** START **

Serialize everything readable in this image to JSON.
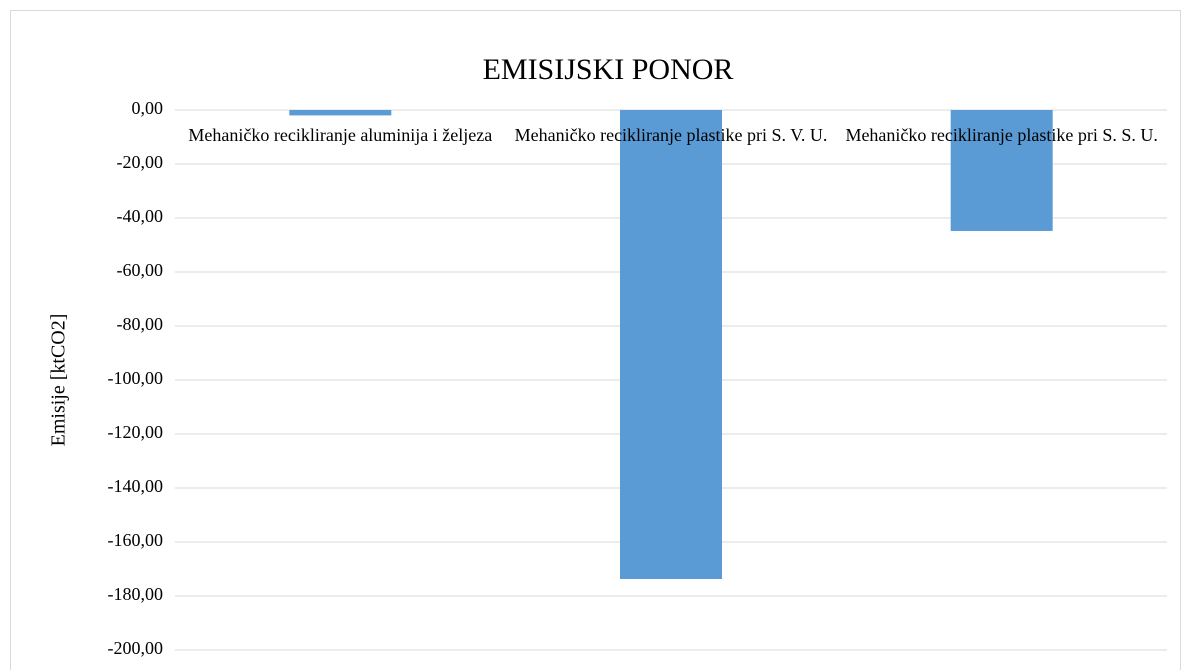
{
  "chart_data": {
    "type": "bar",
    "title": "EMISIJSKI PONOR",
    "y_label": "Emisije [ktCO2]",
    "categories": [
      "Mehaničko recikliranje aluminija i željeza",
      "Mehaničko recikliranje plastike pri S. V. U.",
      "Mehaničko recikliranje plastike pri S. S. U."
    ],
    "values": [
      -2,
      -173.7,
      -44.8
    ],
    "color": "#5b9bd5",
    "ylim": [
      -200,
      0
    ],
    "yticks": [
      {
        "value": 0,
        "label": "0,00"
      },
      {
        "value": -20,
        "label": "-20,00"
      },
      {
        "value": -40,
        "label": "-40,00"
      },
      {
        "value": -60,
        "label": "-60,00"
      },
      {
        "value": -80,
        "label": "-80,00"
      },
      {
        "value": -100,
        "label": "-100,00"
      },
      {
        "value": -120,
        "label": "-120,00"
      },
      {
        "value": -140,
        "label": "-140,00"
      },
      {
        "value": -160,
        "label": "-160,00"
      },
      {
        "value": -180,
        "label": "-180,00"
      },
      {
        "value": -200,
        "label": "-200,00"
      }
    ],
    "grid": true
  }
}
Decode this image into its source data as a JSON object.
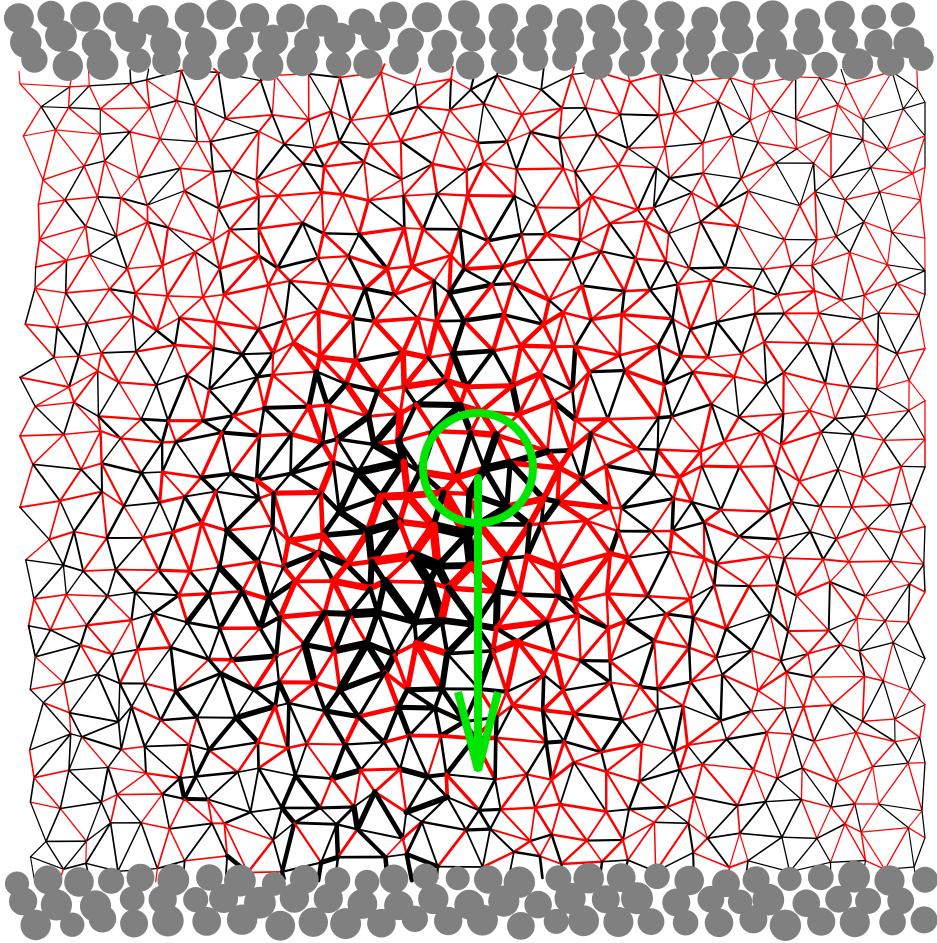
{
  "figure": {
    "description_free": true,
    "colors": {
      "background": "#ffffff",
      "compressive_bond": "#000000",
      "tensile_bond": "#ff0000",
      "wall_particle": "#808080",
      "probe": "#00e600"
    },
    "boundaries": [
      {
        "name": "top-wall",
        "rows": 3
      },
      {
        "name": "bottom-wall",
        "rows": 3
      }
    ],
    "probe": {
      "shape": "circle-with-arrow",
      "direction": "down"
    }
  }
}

** END **

• [Task objective]
Transcribe the listing in full and omit the pictures.

• [Solved exercise]
Serialize everything readable in this image to JSON.
{
  "chart_data": {
    "type": "bar",
    "title": "EMISIJSKI PONOR",
    "y_label": "Emisije [ktCO2]",
    "categories": [
      "Mehaničko recikliranje aluminija i željeza",
      "Mehaničko recikliranje plastike pri S. V. U.",
      "Mehaničko recikliranje plastike pri S. S. U."
    ],
    "values": [
      -2,
      -173.7,
      -44.8
    ],
    "color": "#5b9bd5",
    "ylim": [
      -200,
      0
    ],
    "yticks": [
      {
        "value": 0,
        "label": "0,00"
      },
      {
        "value": -20,
        "label": "-20,00"
      },
      {
        "value": -40,
        "label": "-40,00"
      },
      {
        "value": -60,
        "label": "-60,00"
      },
      {
        "value": -80,
        "label": "-80,00"
      },
      {
        "value": -100,
        "label": "-100,00"
      },
      {
        "value": -120,
        "label": "-120,00"
      },
      {
        "value": -140,
        "label": "-140,00"
      },
      {
        "value": -160,
        "label": "-160,00"
      },
      {
        "value": -180,
        "label": "-180,00"
      },
      {
        "value": -200,
        "label": "-200,00"
      }
    ],
    "grid": true
  }
}
Decode this image into its source data as a JSON object.
{
  "figure": {
    "description_free": true,
    "colors": {
      "background": "#ffffff",
      "compressive_bond": "#000000",
      "tensile_bond": "#ff0000",
      "wall_particle": "#808080",
      "probe": "#00e600"
    },
    "boundaries": [
      {
        "name": "top-wall",
        "rows": 3
      },
      {
        "name": "bottom-wall",
        "rows": 3
      }
    ],
    "probe": {
      "shape": "circle-with-arrow",
      "direction": "down"
    }
  }
}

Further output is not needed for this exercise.